* [TASK]
Pull out every line with the word "gemellaggio".

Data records
☆ ☆ ☆ ☆ ☆

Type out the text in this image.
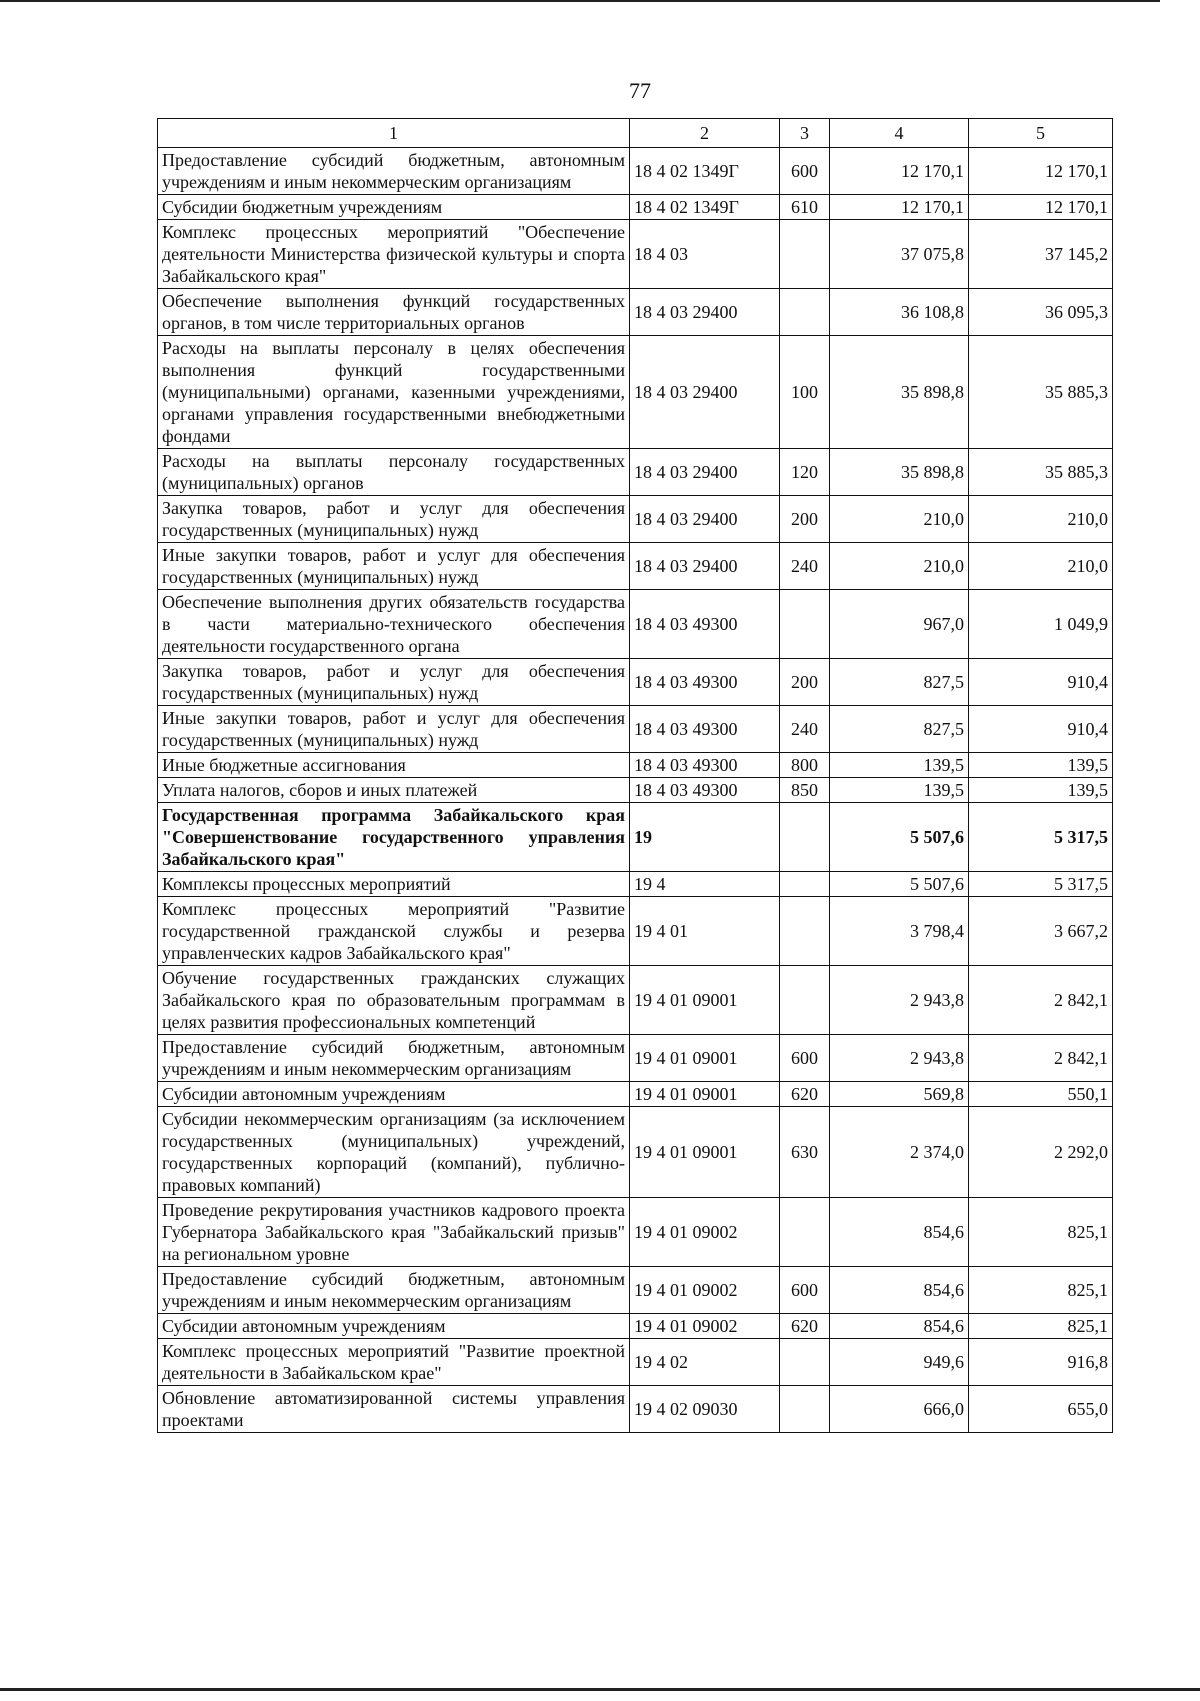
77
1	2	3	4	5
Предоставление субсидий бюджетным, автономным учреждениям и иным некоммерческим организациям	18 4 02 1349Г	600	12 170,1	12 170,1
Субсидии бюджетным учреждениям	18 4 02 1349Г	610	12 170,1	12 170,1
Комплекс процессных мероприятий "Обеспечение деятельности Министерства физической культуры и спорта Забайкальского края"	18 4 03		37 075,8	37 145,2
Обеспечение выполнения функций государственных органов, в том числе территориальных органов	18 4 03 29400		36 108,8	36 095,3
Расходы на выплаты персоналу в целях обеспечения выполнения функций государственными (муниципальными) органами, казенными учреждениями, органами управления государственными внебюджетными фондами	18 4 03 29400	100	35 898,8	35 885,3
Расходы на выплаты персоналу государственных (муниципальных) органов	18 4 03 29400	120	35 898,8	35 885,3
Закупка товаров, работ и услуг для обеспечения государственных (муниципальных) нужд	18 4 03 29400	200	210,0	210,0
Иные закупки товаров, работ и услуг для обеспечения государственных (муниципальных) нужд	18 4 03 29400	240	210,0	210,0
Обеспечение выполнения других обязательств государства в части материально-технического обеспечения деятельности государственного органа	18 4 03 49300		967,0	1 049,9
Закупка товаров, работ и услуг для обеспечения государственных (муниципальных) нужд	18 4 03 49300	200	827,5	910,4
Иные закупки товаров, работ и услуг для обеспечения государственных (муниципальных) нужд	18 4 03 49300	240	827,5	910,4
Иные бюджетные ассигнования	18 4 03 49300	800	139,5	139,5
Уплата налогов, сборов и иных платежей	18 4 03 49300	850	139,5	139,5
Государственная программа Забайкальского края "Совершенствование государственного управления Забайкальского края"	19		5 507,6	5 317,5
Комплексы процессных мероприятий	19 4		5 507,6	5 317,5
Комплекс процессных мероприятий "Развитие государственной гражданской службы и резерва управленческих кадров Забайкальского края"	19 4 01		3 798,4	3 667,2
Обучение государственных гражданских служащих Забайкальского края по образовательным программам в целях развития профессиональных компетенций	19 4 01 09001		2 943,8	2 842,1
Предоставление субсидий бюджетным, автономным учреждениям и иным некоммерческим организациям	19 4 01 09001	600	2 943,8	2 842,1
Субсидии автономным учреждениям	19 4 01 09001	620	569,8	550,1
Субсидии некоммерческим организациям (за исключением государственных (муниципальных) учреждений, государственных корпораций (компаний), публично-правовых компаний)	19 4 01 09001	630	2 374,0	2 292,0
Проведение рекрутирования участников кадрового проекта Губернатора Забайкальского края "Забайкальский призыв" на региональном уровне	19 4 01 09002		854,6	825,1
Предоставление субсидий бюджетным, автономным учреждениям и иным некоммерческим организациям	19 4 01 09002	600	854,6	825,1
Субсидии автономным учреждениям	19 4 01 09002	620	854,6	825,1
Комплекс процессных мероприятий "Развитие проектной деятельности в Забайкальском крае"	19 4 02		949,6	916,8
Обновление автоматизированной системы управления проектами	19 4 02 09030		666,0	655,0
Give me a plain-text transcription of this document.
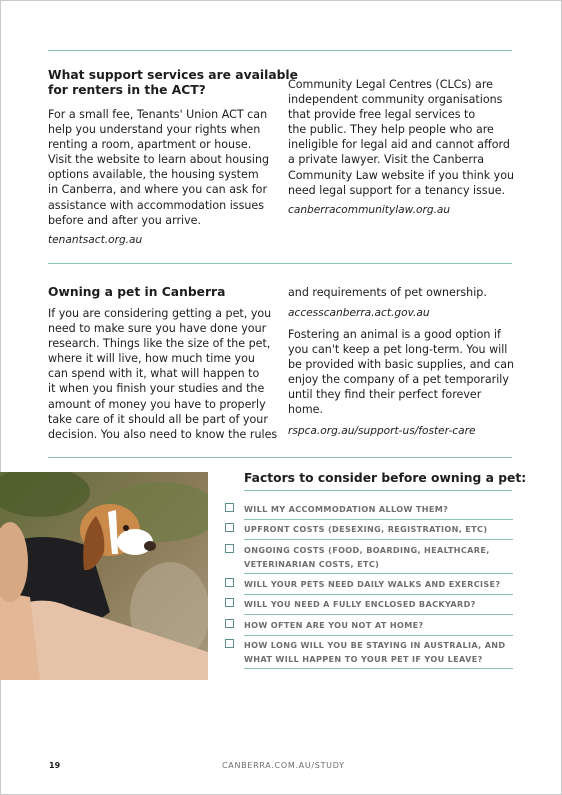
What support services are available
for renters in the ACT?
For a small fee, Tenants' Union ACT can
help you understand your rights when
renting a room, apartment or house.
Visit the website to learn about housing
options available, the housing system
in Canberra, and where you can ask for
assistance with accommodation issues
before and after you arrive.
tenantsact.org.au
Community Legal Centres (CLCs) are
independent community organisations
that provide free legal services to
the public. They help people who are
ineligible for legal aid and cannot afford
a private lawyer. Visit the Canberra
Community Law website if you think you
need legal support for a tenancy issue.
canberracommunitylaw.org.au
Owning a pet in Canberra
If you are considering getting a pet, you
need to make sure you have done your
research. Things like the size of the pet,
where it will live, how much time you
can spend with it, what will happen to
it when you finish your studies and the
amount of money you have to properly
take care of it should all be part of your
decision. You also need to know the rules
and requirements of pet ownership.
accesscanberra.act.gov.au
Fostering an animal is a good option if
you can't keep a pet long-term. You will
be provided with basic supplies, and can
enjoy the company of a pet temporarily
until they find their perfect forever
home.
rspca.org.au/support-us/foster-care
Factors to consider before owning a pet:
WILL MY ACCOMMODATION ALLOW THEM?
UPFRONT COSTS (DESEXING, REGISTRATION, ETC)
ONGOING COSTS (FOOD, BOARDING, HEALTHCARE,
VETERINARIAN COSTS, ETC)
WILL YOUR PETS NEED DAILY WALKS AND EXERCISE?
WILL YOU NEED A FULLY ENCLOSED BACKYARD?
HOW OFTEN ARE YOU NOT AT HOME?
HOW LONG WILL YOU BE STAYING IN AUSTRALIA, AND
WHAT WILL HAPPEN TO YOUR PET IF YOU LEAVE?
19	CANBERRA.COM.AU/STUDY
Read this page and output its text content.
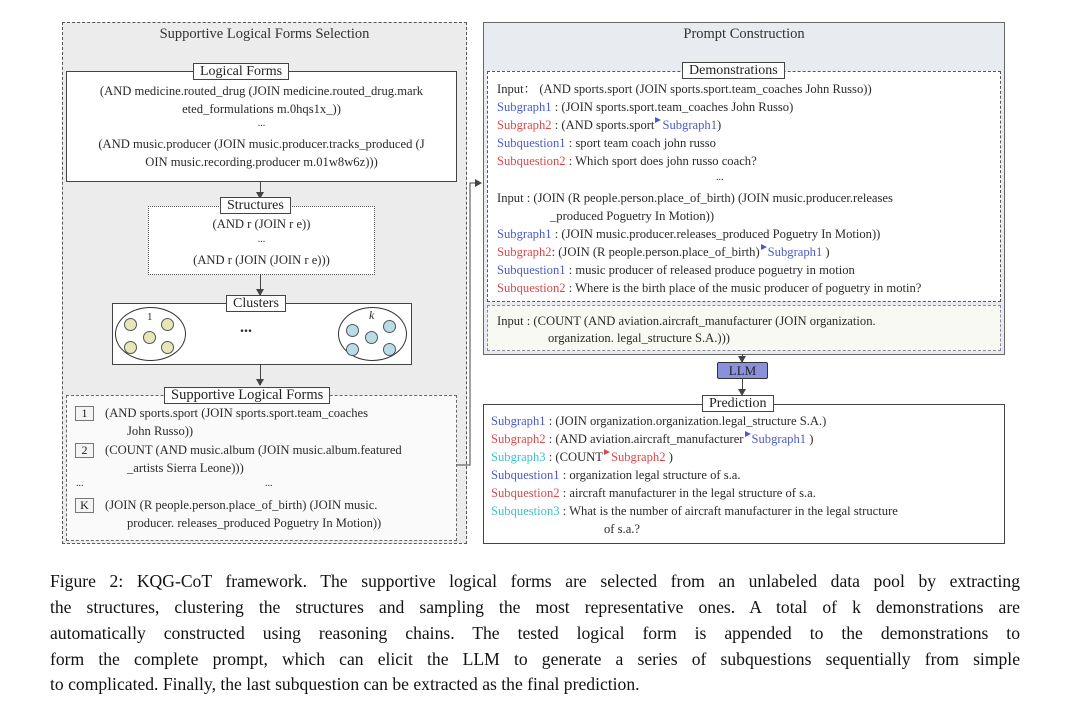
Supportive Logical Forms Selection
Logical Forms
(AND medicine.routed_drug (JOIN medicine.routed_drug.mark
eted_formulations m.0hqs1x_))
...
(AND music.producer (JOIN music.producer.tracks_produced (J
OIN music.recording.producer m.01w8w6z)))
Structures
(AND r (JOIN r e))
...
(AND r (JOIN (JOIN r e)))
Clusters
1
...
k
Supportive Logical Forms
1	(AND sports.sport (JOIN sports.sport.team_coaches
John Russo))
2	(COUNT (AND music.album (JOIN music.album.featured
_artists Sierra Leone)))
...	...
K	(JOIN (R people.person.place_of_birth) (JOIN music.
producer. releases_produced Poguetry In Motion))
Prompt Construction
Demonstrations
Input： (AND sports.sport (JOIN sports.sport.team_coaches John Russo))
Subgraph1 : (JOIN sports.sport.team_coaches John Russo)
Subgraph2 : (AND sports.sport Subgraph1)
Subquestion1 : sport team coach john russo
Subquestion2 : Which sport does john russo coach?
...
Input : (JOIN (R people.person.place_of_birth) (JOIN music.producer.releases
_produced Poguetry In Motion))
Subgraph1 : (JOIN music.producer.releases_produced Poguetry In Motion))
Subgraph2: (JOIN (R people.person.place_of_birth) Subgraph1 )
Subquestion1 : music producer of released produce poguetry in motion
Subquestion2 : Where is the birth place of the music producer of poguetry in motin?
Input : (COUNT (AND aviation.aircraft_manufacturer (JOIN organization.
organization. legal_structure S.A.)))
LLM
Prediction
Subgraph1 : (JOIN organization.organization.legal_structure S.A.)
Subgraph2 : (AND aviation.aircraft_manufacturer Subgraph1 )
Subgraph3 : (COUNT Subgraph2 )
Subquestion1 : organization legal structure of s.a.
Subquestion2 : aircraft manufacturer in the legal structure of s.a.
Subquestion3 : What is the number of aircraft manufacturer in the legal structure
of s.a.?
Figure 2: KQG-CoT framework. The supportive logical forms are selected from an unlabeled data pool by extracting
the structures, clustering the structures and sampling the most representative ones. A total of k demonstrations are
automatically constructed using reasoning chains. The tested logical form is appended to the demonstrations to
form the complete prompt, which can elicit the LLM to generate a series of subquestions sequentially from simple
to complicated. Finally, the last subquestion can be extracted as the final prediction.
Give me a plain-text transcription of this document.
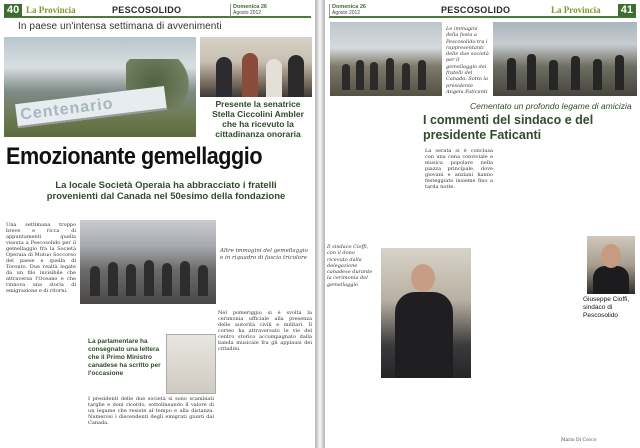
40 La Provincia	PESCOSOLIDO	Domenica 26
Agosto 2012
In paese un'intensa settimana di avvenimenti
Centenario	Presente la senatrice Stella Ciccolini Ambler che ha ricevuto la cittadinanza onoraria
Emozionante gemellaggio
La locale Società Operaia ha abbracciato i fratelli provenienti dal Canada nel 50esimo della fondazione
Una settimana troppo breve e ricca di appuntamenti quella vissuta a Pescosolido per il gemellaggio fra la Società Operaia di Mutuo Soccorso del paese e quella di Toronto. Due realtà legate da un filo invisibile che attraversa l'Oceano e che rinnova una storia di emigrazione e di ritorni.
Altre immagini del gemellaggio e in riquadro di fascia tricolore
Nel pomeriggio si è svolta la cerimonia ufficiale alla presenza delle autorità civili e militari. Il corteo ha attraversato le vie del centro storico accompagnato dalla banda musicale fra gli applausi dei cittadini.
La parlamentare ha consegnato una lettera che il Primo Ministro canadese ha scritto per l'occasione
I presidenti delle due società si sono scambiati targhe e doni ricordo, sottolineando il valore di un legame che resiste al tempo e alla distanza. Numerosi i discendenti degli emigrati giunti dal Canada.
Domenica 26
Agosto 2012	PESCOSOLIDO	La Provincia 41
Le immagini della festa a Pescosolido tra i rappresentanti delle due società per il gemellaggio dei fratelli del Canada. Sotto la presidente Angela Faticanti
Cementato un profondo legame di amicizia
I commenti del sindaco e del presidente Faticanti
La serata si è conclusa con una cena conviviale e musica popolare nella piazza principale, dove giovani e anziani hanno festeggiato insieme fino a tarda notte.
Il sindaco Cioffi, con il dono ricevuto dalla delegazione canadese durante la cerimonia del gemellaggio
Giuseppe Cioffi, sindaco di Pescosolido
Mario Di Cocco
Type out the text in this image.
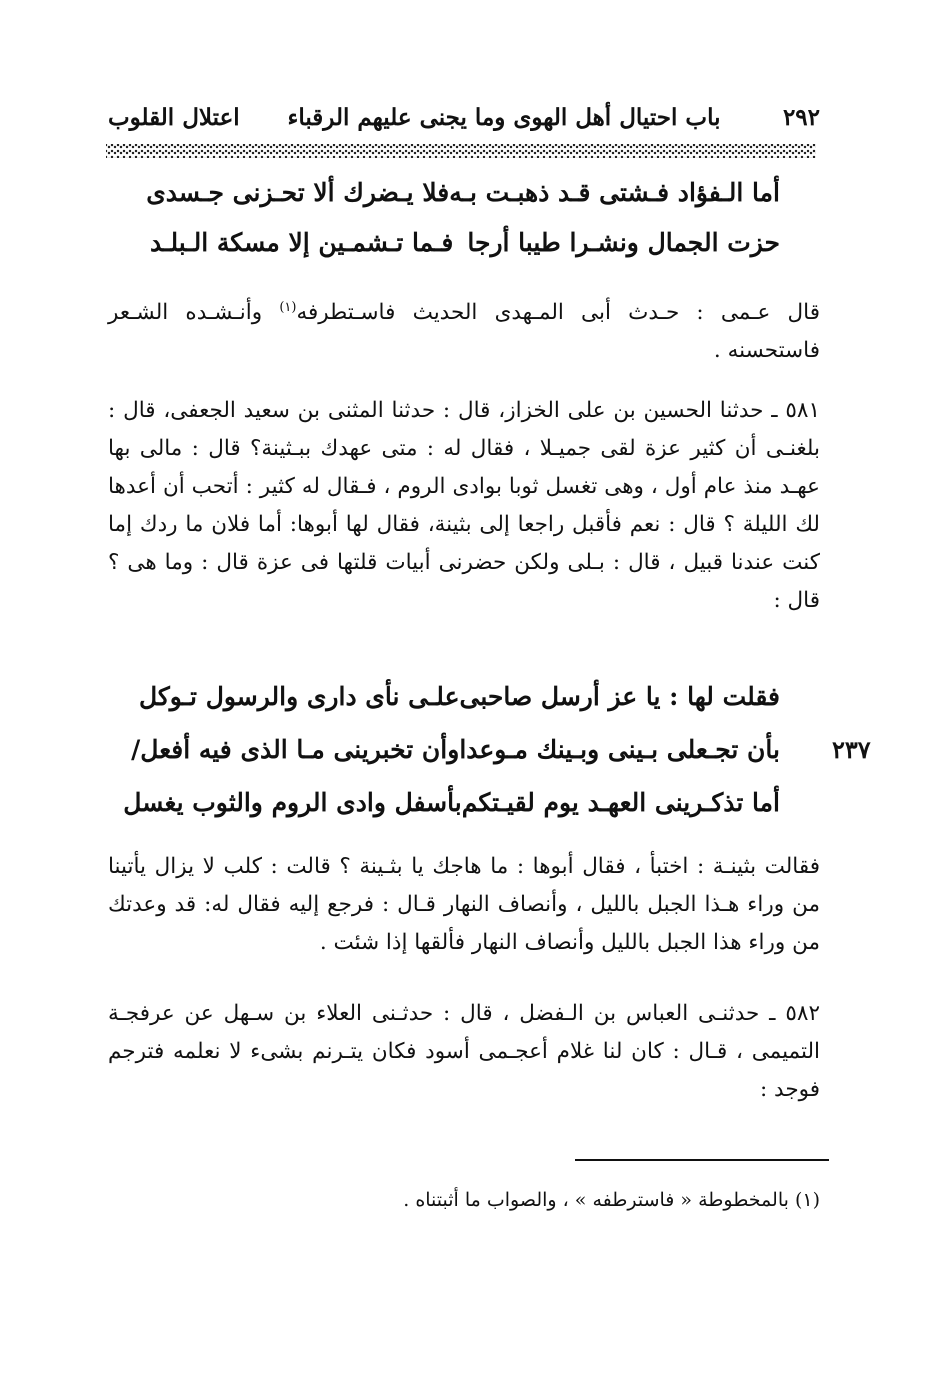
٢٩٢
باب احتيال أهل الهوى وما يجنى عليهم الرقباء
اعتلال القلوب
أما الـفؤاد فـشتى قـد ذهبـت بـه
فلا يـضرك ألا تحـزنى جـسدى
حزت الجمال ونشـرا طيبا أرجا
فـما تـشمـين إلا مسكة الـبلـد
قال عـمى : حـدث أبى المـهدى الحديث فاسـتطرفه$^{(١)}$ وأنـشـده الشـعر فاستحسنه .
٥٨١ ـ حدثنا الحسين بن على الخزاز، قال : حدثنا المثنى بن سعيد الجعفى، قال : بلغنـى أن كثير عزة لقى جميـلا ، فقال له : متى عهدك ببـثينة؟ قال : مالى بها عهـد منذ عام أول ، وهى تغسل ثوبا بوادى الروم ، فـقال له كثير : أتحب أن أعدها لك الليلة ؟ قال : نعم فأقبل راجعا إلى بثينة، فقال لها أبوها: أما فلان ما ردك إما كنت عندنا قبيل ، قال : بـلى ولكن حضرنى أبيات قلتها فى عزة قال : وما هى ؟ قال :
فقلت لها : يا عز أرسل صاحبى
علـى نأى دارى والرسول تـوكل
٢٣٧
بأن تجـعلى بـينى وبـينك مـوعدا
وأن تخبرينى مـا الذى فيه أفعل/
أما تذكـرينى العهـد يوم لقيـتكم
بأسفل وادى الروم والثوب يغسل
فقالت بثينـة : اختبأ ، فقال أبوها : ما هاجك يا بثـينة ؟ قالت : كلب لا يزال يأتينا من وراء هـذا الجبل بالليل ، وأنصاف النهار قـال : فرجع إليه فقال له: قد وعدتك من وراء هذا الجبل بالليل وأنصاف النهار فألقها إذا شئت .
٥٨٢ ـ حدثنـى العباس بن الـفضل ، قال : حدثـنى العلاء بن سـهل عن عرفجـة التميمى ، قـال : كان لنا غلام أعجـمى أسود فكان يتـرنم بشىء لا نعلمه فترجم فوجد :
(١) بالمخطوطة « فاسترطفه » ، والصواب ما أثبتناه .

☆ ☆ ☆ ☆ ☆

* [PROBLEM SOLUTION]
Emozionante gemellaggio
Una settimana troppo breve e ricca di appuntamenti quella vissuta a Pescosolido per il gemellaggio fra la Società Operaia di Mutuo Soccorso del paese e quella di Toronto. Due realtà legate da un filo invisibile che attraversa l'Oceano e che rinnova una storia di emigrazione e di ritorni.
Altre immagini del gemellaggio e in riquadro di fascia tricolore
Le immagini della festa a Pescosolido tra i rappresentanti delle due società per il gemellaggio dei fratelli del Canada. Sotto la presidente Angela Faticanti
Il sindaco Cioffi, con il dono ricevuto dalla delegazione canadese durante la cerimonia del gemellaggio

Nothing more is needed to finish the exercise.